(Data entries)
▶

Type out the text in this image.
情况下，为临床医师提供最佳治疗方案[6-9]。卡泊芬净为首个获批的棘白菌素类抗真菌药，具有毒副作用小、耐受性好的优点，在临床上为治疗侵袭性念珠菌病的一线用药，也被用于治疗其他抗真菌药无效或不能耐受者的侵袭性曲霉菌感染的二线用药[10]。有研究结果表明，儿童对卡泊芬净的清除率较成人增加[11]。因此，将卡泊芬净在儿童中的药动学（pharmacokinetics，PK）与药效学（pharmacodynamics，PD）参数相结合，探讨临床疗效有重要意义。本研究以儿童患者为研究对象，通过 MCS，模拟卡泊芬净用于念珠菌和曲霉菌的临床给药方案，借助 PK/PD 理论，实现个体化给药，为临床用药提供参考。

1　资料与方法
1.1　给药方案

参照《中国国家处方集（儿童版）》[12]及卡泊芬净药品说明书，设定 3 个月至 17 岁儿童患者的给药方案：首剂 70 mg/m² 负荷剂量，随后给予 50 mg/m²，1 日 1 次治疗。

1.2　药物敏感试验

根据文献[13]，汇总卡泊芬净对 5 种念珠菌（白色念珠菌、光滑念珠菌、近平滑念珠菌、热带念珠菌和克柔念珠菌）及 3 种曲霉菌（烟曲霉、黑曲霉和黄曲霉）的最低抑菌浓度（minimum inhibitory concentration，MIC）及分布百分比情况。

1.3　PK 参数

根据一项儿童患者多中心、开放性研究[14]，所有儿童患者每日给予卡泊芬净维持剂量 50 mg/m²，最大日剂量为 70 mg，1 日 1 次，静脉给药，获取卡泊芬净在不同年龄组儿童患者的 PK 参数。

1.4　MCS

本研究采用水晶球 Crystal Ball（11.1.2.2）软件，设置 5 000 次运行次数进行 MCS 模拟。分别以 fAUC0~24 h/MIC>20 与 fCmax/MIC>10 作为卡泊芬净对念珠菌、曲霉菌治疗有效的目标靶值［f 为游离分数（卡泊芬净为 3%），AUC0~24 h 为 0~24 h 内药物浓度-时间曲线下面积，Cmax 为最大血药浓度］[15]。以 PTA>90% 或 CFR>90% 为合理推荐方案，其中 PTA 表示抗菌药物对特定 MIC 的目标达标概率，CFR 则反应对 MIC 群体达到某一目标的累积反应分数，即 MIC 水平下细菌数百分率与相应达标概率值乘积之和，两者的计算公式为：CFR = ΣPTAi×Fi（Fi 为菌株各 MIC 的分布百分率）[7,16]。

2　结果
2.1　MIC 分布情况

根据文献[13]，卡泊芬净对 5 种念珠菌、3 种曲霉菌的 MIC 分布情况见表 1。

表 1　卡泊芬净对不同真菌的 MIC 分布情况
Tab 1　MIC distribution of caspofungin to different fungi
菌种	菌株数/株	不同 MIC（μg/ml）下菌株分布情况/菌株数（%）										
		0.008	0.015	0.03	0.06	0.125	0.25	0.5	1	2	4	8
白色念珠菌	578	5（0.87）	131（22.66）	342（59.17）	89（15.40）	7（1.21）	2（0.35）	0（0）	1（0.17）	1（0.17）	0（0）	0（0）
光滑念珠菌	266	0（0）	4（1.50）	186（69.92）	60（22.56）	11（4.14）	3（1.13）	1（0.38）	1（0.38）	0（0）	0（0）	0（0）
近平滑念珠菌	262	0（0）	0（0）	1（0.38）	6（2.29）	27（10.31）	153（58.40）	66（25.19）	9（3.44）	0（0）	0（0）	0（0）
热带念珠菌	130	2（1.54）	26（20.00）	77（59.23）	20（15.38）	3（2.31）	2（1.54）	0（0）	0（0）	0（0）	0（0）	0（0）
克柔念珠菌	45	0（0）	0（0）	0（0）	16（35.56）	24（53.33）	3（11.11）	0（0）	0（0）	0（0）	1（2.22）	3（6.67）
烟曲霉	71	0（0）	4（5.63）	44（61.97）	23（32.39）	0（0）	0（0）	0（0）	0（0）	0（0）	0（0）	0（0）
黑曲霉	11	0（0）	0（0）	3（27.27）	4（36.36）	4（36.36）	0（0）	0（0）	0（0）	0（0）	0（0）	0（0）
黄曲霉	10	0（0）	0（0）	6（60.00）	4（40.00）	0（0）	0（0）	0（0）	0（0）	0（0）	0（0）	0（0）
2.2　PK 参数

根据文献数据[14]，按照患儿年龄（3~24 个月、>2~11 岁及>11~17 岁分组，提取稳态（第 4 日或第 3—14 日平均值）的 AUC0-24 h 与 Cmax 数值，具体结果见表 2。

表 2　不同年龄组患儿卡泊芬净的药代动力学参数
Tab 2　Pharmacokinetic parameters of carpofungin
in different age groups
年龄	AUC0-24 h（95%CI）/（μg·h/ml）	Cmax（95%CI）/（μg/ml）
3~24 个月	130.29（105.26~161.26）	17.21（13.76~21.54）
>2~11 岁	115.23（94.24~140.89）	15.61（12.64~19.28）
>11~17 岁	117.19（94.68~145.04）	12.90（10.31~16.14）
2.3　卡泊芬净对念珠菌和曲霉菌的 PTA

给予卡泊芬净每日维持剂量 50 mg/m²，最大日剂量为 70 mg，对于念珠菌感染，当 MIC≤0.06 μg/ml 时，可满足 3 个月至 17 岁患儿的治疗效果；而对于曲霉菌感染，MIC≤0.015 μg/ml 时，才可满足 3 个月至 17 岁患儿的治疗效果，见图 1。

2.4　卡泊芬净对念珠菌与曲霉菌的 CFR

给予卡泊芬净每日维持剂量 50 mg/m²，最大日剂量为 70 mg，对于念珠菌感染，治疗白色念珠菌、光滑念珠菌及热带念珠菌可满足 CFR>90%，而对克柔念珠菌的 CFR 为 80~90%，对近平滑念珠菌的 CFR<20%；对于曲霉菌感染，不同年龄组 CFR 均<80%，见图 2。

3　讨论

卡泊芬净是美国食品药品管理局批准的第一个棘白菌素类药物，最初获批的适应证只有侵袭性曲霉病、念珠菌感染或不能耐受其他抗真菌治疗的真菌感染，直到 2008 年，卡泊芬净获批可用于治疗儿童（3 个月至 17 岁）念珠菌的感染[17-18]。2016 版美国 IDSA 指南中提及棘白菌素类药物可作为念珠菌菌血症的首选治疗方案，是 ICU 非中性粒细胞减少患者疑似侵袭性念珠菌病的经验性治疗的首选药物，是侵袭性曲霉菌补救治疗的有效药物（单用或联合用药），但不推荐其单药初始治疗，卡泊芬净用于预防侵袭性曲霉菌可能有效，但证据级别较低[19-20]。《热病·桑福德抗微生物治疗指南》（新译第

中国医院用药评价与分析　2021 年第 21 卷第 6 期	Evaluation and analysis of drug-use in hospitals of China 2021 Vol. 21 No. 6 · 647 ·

◀

[WORK TO BE COMPLETED] Show each line in the entries that holds the string "给予卡泊芬净每日维持剂量".

[SOLUTION FOR THIS PROBLEM]
给予卡泊芬净每日维持剂量 50 mg/m²，最大日剂量为 70 mg，对于念珠菌感染，当 MIC≤0.06 μg/ml 时，可满足 3 个月至 17 岁患儿的治疗效果；而对于曲霉菌感染，MIC≤0.015 μg/ml 时，才可满足 3 个月至 17 岁患儿的治疗效果，见图 1。
给予卡泊芬净每日维持剂量 50 mg/m²，最大日剂量为 70 mg，对于念珠菌感染，治疗白色念珠菌、光滑念珠菌及热带念珠菌可满足 CFR>90%，而对克柔念珠菌的 CFR 为 80~90%，对近平滑念珠菌的 CFR<20%；对于曲霉菌感染，不同年龄组 CFR 均<80%，见图 2。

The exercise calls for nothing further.